**What to produce**: Reproduce every line of the records below word for word, leaving out the pictures.
===
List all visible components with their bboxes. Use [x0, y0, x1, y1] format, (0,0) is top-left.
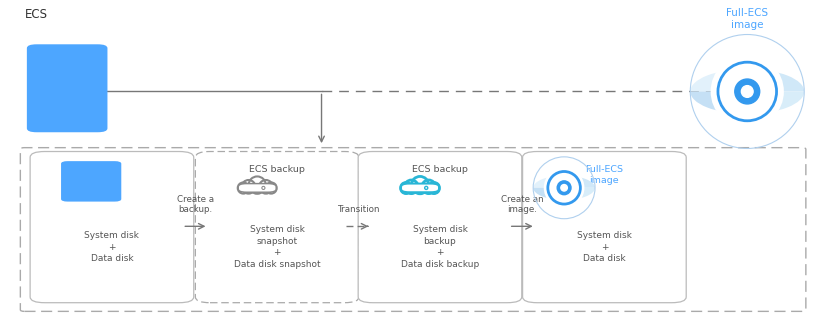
FancyBboxPatch shape [27, 44, 107, 132]
Text: Full-ECS
image: Full-ECS image [585, 165, 624, 185]
Wedge shape [564, 188, 595, 200]
FancyBboxPatch shape [358, 152, 522, 303]
FancyBboxPatch shape [523, 152, 686, 303]
FancyBboxPatch shape [401, 184, 439, 192]
Wedge shape [533, 176, 564, 188]
Text: Transition: Transition [337, 205, 380, 214]
Text: ECS: ECS [24, 8, 47, 21]
FancyBboxPatch shape [404, 187, 436, 189]
Ellipse shape [411, 177, 429, 194]
Ellipse shape [428, 182, 440, 194]
Text: ECS: ECS [103, 165, 121, 174]
FancyBboxPatch shape [195, 152, 359, 303]
FancyBboxPatch shape [30, 152, 194, 303]
FancyBboxPatch shape [241, 187, 274, 189]
FancyBboxPatch shape [239, 184, 276, 192]
Text: System disk
+
Data disk: System disk + Data disk [85, 231, 139, 263]
FancyBboxPatch shape [405, 186, 435, 189]
Text: Create an
image.: Create an image. [501, 195, 544, 214]
Wedge shape [690, 91, 747, 114]
Text: System disk
+
Data disk: System disk + Data disk [577, 231, 632, 263]
Text: Full-ECS
image: Full-ECS image [726, 8, 768, 30]
Ellipse shape [544, 168, 584, 208]
Ellipse shape [422, 180, 435, 194]
Ellipse shape [259, 180, 273, 194]
Ellipse shape [561, 185, 567, 191]
Ellipse shape [735, 79, 759, 104]
Ellipse shape [742, 86, 753, 97]
Text: ECS backup: ECS backup [249, 165, 305, 174]
Ellipse shape [238, 182, 249, 194]
Text: ECS backup: ECS backup [412, 165, 468, 174]
Ellipse shape [405, 180, 418, 194]
Text: Create a
backup.: Create a backup. [177, 195, 214, 214]
Ellipse shape [265, 182, 277, 194]
Wedge shape [533, 188, 564, 200]
Ellipse shape [242, 180, 256, 194]
FancyBboxPatch shape [20, 148, 806, 311]
Ellipse shape [400, 182, 412, 194]
FancyBboxPatch shape [61, 161, 121, 202]
FancyBboxPatch shape [242, 186, 273, 189]
Ellipse shape [248, 177, 266, 194]
Wedge shape [747, 91, 804, 114]
Ellipse shape [557, 181, 571, 195]
Text: System disk
backup
+
Data disk backup: System disk backup + Data disk backup [400, 225, 479, 269]
Wedge shape [690, 69, 747, 91]
Wedge shape [564, 176, 595, 188]
Text: System disk
snapshot
+
Data disk snapshot: System disk snapshot + Data disk snapsho… [234, 225, 321, 269]
Wedge shape [747, 69, 804, 91]
Ellipse shape [711, 55, 784, 128]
===
**Output of the exercise**:
List all visible components with their bboxes. Use [x0, y0, x1, y1] format, (0,0) is top-left.
FancyBboxPatch shape [27, 44, 107, 132]
Text: Full-ECS
image: Full-ECS image [585, 165, 624, 185]
Wedge shape [564, 188, 595, 200]
FancyBboxPatch shape [358, 152, 522, 303]
FancyBboxPatch shape [523, 152, 686, 303]
FancyBboxPatch shape [401, 184, 439, 192]
Wedge shape [533, 176, 564, 188]
Text: Transition: Transition [337, 205, 380, 214]
Text: ECS: ECS [24, 8, 47, 21]
FancyBboxPatch shape [404, 187, 436, 189]
Ellipse shape [411, 177, 429, 194]
Ellipse shape [428, 182, 440, 194]
Text: ECS: ECS [103, 165, 121, 174]
FancyBboxPatch shape [195, 152, 359, 303]
FancyBboxPatch shape [30, 152, 194, 303]
FancyBboxPatch shape [241, 187, 274, 189]
FancyBboxPatch shape [239, 184, 276, 192]
Text: System disk
+
Data disk: System disk + Data disk [85, 231, 139, 263]
FancyBboxPatch shape [405, 186, 435, 189]
Text: Create an
image.: Create an image. [501, 195, 544, 214]
Wedge shape [690, 91, 747, 114]
Text: System disk
+
Data disk: System disk + Data disk [577, 231, 632, 263]
Text: Full-ECS
image: Full-ECS image [726, 8, 768, 30]
Ellipse shape [544, 168, 584, 208]
Ellipse shape [422, 180, 435, 194]
Ellipse shape [259, 180, 273, 194]
Ellipse shape [561, 185, 567, 191]
Ellipse shape [735, 79, 759, 104]
Ellipse shape [742, 86, 753, 97]
Text: ECS backup: ECS backup [249, 165, 305, 174]
Ellipse shape [238, 182, 249, 194]
Text: ECS backup: ECS backup [412, 165, 468, 174]
Ellipse shape [405, 180, 418, 194]
Text: Create a
backup.: Create a backup. [177, 195, 214, 214]
Ellipse shape [265, 182, 277, 194]
Wedge shape [533, 188, 564, 200]
Ellipse shape [242, 180, 256, 194]
FancyBboxPatch shape [20, 148, 806, 311]
Ellipse shape [400, 182, 412, 194]
FancyBboxPatch shape [61, 161, 121, 202]
FancyBboxPatch shape [242, 186, 273, 189]
Ellipse shape [248, 177, 266, 194]
Wedge shape [747, 91, 804, 114]
Ellipse shape [557, 181, 571, 195]
Text: System disk
backup
+
Data disk backup: System disk backup + Data disk backup [400, 225, 479, 269]
Wedge shape [690, 69, 747, 91]
Wedge shape [564, 176, 595, 188]
Text: System disk
snapshot
+
Data disk snapshot: System disk snapshot + Data disk snapsho… [234, 225, 321, 269]
Wedge shape [747, 69, 804, 91]
Ellipse shape [711, 55, 784, 128]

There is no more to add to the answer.